| SET PROBLEM |
Write out the material again word for word, dropping any images it holds.

-- start SUPPLIED RECORDS --

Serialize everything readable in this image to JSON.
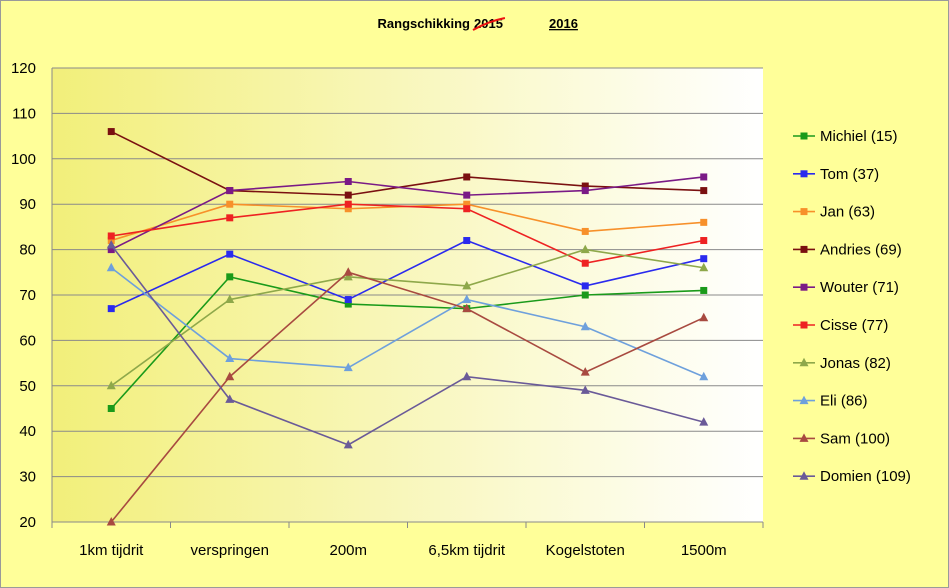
{
  "chart_data": {
    "type": "line",
    "title": {
      "prefix": "Rangschikking",
      "struck_year": "2015",
      "new_year": "2016"
    },
    "categories": [
      "1km tijdrit",
      "verspringen",
      "200m",
      "6,5km tijdrit",
      "Kogelstoten",
      "1500m"
    ],
    "ylim": [
      20,
      120
    ],
    "yticks": [
      "20",
      "30",
      "40",
      "50",
      "60",
      "70",
      "80",
      "90",
      "100",
      "110",
      "120"
    ],
    "grid": "horizontal",
    "legend_position": "right",
    "series": [
      {
        "name": "Michiel (15)",
        "color": "#1a9a1a",
        "marker": "square",
        "values": [
          45,
          74,
          68,
          67,
          70,
          71
        ]
      },
      {
        "name": "Tom (37)",
        "color": "#2a2aee",
        "marker": "square",
        "values": [
          67,
          79,
          69,
          82,
          72,
          78
        ]
      },
      {
        "name": "Jan (63)",
        "color": "#f7902a",
        "marker": "square",
        "values": [
          82,
          90,
          89,
          90,
          84,
          86
        ]
      },
      {
        "name": "Andries (69)",
        "color": "#7a1010",
        "marker": "square",
        "values": [
          106,
          93,
          92,
          96,
          94,
          93
        ]
      },
      {
        "name": "Wouter (71)",
        "color": "#7a1a86",
        "marker": "square",
        "values": [
          80,
          93,
          95,
          92,
          93,
          96
        ]
      },
      {
        "name": "Cisse (77)",
        "color": "#ee2222",
        "marker": "square",
        "values": [
          83,
          87,
          90,
          89,
          77,
          82
        ]
      },
      {
        "name": "Jonas (82)",
        "color": "#8ea84a",
        "marker": "triangle",
        "values": [
          50,
          69,
          74,
          72,
          80,
          76
        ]
      },
      {
        "name": "Eli (86)",
        "color": "#6ea0dc",
        "marker": "triangle",
        "values": [
          76,
          56,
          54,
          69,
          63,
          52
        ]
      },
      {
        "name": "Sam (100)",
        "color": "#a84a40",
        "marker": "triangle",
        "values": [
          20,
          52,
          75,
          67,
          53,
          65
        ]
      },
      {
        "name": "Domien (109)",
        "color": "#6a5a98",
        "marker": "triangle",
        "values": [
          81,
          47,
          37,
          52,
          49,
          42
        ]
      }
    ]
  }
}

-- end SUPPLIED RECORDS --

| REPLY TO THE TASK |
Serialize everything readable in this image to JSON.
{
  "chart_data": {
    "type": "line",
    "title": {
      "prefix": "Rangschikking",
      "struck_year": "2015",
      "new_year": "2016"
    },
    "categories": [
      "1km tijdrit",
      "verspringen",
      "200m",
      "6,5km tijdrit",
      "Kogelstoten",
      "1500m"
    ],
    "ylim": [
      20,
      120
    ],
    "yticks": [
      "20",
      "30",
      "40",
      "50",
      "60",
      "70",
      "80",
      "90",
      "100",
      "110",
      "120"
    ],
    "grid": "horizontal",
    "legend_position": "right",
    "series": [
      {
        "name": "Michiel (15)",
        "color": "#1a9a1a",
        "marker": "square",
        "values": [
          45,
          74,
          68,
          67,
          70,
          71
        ]
      },
      {
        "name": "Tom (37)",
        "color": "#2a2aee",
        "marker": "square",
        "values": [
          67,
          79,
          69,
          82,
          72,
          78
        ]
      },
      {
        "name": "Jan (63)",
        "color": "#f7902a",
        "marker": "square",
        "values": [
          82,
          90,
          89,
          90,
          84,
          86
        ]
      },
      {
        "name": "Andries (69)",
        "color": "#7a1010",
        "marker": "square",
        "values": [
          106,
          93,
          92,
          96,
          94,
          93
        ]
      },
      {
        "name": "Wouter (71)",
        "color": "#7a1a86",
        "marker": "square",
        "values": [
          80,
          93,
          95,
          92,
          93,
          96
        ]
      },
      {
        "name": "Cisse (77)",
        "color": "#ee2222",
        "marker": "square",
        "values": [
          83,
          87,
          90,
          89,
          77,
          82
        ]
      },
      {
        "name": "Jonas (82)",
        "color": "#8ea84a",
        "marker": "triangle",
        "values": [
          50,
          69,
          74,
          72,
          80,
          76
        ]
      },
      {
        "name": "Eli (86)",
        "color": "#6ea0dc",
        "marker": "triangle",
        "values": [
          76,
          56,
          54,
          69,
          63,
          52
        ]
      },
      {
        "name": "Sam (100)",
        "color": "#a84a40",
        "marker": "triangle",
        "values": [
          20,
          52,
          75,
          67,
          53,
          65
        ]
      },
      {
        "name": "Domien (109)",
        "color": "#6a5a98",
        "marker": "triangle",
        "values": [
          81,
          47,
          37,
          52,
          49,
          42
        ]
      }
    ]
  }
}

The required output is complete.